## start Supplied data

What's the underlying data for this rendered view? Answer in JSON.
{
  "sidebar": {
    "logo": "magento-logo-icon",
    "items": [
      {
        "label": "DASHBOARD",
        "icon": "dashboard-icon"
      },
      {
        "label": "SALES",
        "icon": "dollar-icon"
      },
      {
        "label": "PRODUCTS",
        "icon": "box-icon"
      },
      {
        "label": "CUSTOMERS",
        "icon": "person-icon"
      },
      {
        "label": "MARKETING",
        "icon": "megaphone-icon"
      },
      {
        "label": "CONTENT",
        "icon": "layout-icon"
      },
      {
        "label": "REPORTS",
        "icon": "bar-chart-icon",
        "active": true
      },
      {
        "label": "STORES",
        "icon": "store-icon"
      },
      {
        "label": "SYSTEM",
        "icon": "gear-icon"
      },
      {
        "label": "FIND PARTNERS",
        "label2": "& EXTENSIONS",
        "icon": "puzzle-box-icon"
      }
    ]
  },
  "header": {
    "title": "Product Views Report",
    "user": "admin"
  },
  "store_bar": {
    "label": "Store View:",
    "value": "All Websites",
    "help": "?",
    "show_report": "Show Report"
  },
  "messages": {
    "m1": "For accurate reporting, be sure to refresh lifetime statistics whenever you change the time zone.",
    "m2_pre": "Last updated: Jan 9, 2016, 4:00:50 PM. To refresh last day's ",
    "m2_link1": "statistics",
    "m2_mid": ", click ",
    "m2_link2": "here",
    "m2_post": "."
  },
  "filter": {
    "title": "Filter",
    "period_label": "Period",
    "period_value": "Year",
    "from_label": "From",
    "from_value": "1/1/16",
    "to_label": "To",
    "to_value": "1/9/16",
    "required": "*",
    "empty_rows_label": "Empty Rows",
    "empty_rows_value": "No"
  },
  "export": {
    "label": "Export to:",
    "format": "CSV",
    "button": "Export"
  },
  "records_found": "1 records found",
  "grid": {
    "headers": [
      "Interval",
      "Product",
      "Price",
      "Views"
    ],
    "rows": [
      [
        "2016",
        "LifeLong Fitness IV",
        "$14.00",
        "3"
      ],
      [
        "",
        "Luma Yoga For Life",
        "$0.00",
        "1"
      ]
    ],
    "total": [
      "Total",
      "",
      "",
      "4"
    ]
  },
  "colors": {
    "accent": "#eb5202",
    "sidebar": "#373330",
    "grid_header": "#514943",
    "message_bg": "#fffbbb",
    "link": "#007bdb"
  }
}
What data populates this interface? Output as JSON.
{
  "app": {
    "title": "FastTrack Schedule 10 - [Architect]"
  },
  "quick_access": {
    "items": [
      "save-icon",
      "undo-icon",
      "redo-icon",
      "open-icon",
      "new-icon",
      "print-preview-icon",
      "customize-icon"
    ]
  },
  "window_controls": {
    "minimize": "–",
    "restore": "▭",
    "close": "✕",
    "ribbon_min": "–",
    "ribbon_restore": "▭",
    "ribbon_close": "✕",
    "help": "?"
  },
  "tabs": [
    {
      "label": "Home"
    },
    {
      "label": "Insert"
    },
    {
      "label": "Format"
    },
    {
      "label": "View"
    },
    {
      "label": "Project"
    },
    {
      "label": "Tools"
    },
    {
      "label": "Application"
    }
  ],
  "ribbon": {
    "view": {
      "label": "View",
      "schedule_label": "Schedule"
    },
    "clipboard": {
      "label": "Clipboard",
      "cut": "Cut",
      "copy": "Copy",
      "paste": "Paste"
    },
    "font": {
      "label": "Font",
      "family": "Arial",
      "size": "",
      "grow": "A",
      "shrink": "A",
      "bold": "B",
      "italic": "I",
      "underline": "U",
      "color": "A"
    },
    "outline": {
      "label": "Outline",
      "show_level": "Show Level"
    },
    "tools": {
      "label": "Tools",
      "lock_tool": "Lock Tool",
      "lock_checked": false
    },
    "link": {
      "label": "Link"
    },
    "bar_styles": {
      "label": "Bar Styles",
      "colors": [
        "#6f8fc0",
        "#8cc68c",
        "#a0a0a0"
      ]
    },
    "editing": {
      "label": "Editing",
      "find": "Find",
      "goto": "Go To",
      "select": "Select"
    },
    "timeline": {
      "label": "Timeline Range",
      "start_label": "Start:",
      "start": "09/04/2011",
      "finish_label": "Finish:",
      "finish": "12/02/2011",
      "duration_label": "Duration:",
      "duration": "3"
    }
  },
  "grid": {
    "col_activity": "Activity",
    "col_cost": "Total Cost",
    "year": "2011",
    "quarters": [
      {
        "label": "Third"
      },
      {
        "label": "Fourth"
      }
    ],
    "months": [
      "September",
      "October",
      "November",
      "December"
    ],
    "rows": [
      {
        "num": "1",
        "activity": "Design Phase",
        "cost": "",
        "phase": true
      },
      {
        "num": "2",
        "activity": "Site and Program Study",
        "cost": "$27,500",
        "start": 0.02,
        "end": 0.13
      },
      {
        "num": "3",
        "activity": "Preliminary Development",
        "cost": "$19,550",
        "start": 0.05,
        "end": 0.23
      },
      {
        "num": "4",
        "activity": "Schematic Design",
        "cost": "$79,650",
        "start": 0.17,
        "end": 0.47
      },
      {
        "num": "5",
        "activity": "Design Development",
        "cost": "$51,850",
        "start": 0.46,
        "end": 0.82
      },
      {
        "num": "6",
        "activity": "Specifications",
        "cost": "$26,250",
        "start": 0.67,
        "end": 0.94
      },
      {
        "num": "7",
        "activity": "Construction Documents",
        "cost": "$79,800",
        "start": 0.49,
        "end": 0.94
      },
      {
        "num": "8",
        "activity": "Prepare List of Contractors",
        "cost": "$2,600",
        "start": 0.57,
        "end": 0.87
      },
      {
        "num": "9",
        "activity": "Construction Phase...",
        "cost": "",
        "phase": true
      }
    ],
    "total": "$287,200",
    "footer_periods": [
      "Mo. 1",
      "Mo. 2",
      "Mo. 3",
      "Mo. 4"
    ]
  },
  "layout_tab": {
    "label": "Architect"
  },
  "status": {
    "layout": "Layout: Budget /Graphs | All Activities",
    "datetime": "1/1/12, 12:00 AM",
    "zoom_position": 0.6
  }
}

## end Supplied data

▸ **Task details**:
Quote the listing in full, please, keeping every line exact.

▸ **Expected answer**:
What's the underlying data for this rendered view? Answer in JSON.
{
  "sidebar": {
    "logo": "magento-logo-icon",
    "items": [
      {
        "label": "DASHBOARD",
        "icon": "dashboard-icon"
      },
      {
        "label": "SALES",
        "icon": "dollar-icon"
      },
      {
        "label": "PRODUCTS",
        "icon": "box-icon"
      },
      {
        "label": "CUSTOMERS",
        "icon": "person-icon"
      },
      {
        "label": "MARKETING",
        "icon": "megaphone-icon"
      },
      {
        "label": "CONTENT",
        "icon": "layout-icon"
      },
      {
        "label": "REPORTS",
        "icon": "bar-chart-icon",
        "active": true
      },
      {
        "label": "STORES",
        "icon": "store-icon"
      },
      {
        "label": "SYSTEM",
        "icon": "gear-icon"
      },
      {
        "label": "FIND PARTNERS",
        "label2": "& EXTENSIONS",
        "icon": "puzzle-box-icon"
      }
    ]
  },
  "header": {
    "title": "Product Views Report",
    "user": "admin"
  },
  "store_bar": {
    "label": "Store View:",
    "value": "All Websites",
    "help": "?",
    "show_report": "Show Report"
  },
  "messages": {
    "m1": "For accurate reporting, be sure to refresh lifetime statistics whenever you change the time zone.",
    "m2_pre": "Last updated: Jan 9, 2016, 4:00:50 PM. To refresh last day's ",
    "m2_link1": "statistics",
    "m2_mid": ", click ",
    "m2_link2": "here",
    "m2_post": "."
  },
  "filter": {
    "title": "Filter",
    "period_label": "Period",
    "period_value": "Year",
    "from_label": "From",
    "from_value": "1/1/16",
    "to_label": "To",
    "to_value": "1/9/16",
    "required": "*",
    "empty_rows_label": "Empty Rows",
    "empty_rows_value": "No"
  },
  "export": {
    "label": "Export to:",
    "format": "CSV",
    "button": "Export"
  },
  "records_found": "1 records found",
  "grid": {
    "headers": [
      "Interval",
      "Product",
      "Price",
      "Views"
    ],
    "rows": [
      [
        "2016",
        "LifeLong Fitness IV",
        "$14.00",
        "3"
      ],
      [
        "",
        "Luma Yoga For Life",
        "$0.00",
        "1"
      ]
    ],
    "total": [
      "Total",
      "",
      "",
      "4"
    ]
  },
  "colors": {
    "accent": "#eb5202",
    "sidebar": "#373330",
    "grid_header": "#514943",
    "message_bg": "#fffbbb",
    "link": "#007bdb"
  }
}
What data populates this interface? Output as JSON.
{
  "app": {
    "title": "FastTrack Schedule 10 - [Architect]"
  },
  "quick_access": {
    "items": [
      "save-icon",
      "undo-icon",
      "redo-icon",
      "open-icon",
      "new-icon",
      "print-preview-icon",
      "customize-icon"
    ]
  },
  "window_controls": {
    "minimize": "–",
    "restore": "▭",
    "close": "✕",
    "ribbon_min": "–",
    "ribbon_restore": "▭",
    "ribbon_close": "✕",
    "help": "?"
  },
  "tabs": [
    {
      "label": "Home"
    },
    {
      "label": "Insert"
    },
    {
      "label": "Format"
    },
    {
      "label": "View"
    },
    {
      "label": "Project"
    },
    {
      "label": "Tools"
    },
    {
      "label": "Application"
    }
  ],
  "ribbon": {
    "view": {
      "label": "View",
      "schedule_label": "Schedule"
    },
    "clipboard": {
      "label": "Clipboard",
      "cut": "Cut",
      "copy": "Copy",
      "paste": "Paste"
    },
    "font": {
      "label": "Font",
      "family": "Arial",
      "size": "",
      "grow": "A",
      "shrink": "A",
      "bold": "B",
      "italic": "I",
      "underline": "U",
      "color": "A"
    },
    "outline": {
      "label": "Outline",
      "show_level": "Show Level"
    },
    "tools": {
      "label": "Tools",
      "lock_tool": "Lock Tool",
      "lock_checked": false
    },
    "link": {
      "label": "Link"
    },
    "bar_styles": {
      "label": "Bar Styles",
      "colors": [
        "#6f8fc0",
        "#8cc68c",
        "#a0a0a0"
      ]
    },
    "editing": {
      "label": "Editing",
      "find": "Find",
      "goto": "Go To",
      "select": "Select"
    },
    "timeline": {
      "label": "Timeline Range",
      "start_label": "Start:",
      "start": "09/04/2011",
      "finish_label": "Finish:",
      "finish": "12/02/2011",
      "duration_label": "Duration:",
      "duration": "3"
    }
  },
  "grid": {
    "col_activity": "Activity",
    "col_cost": "Total Cost",
    "year": "2011",
    "quarters": [
      {
        "label": "Third"
      },
      {
        "label": "Fourth"
      }
    ],
    "months": [
      "September",
      "October",
      "November",
      "December"
    ],
    "rows": [
      {
        "num": "1",
        "activity": "Design Phase",
        "cost": "",
        "phase": true
      },
      {
        "num": "2",
        "activity": "Site and Program Study",
        "cost": "$27,500",
        "start": 0.02,
        "end": 0.13
      },
      {
        "num": "3",
        "activity": "Preliminary Development",
        "cost": "$19,550",
        "start": 0.05,
        "end": 0.23
      },
      {
        "num": "4",
        "activity": "Schematic Design",
        "cost": "$79,650",
        "start": 0.17,
        "end": 0.47
      },
      {
        "num": "5",
        "activity": "Design Development",
        "cost": "$51,850",
        "start": 0.46,
        "end": 0.82
      },
      {
        "num": "6",
        "activity": "Specifications",
        "cost": "$26,250",
        "start": 0.67,
        "end": 0.94
      },
      {
        "num": "7",
        "activity": "Construction Documents",
        "cost": "$79,800",
        "start": 0.49,
        "end": 0.94
      },
      {
        "num": "8",
        "activity": "Prepare List of Contractors",
        "cost": "$2,600",
        "start": 0.57,
        "end": 0.87
      },
      {
        "num": "9",
        "activity": "Construction Phase...",
        "cost": "",
        "phase": true
      }
    ],
    "total": "$287,200",
    "footer_periods": [
      "Mo. 1",
      "Mo. 2",
      "Mo. 3",
      "Mo. 4"
    ]
  },
  "layout_tab": {
    "label": "Architect"
  },
  "status": {
    "layout": "Layout: Budget /Graphs | All Activities",
    "datetime": "1/1/12, 12:00 AM",
    "zoom_position": 0.6
  }
}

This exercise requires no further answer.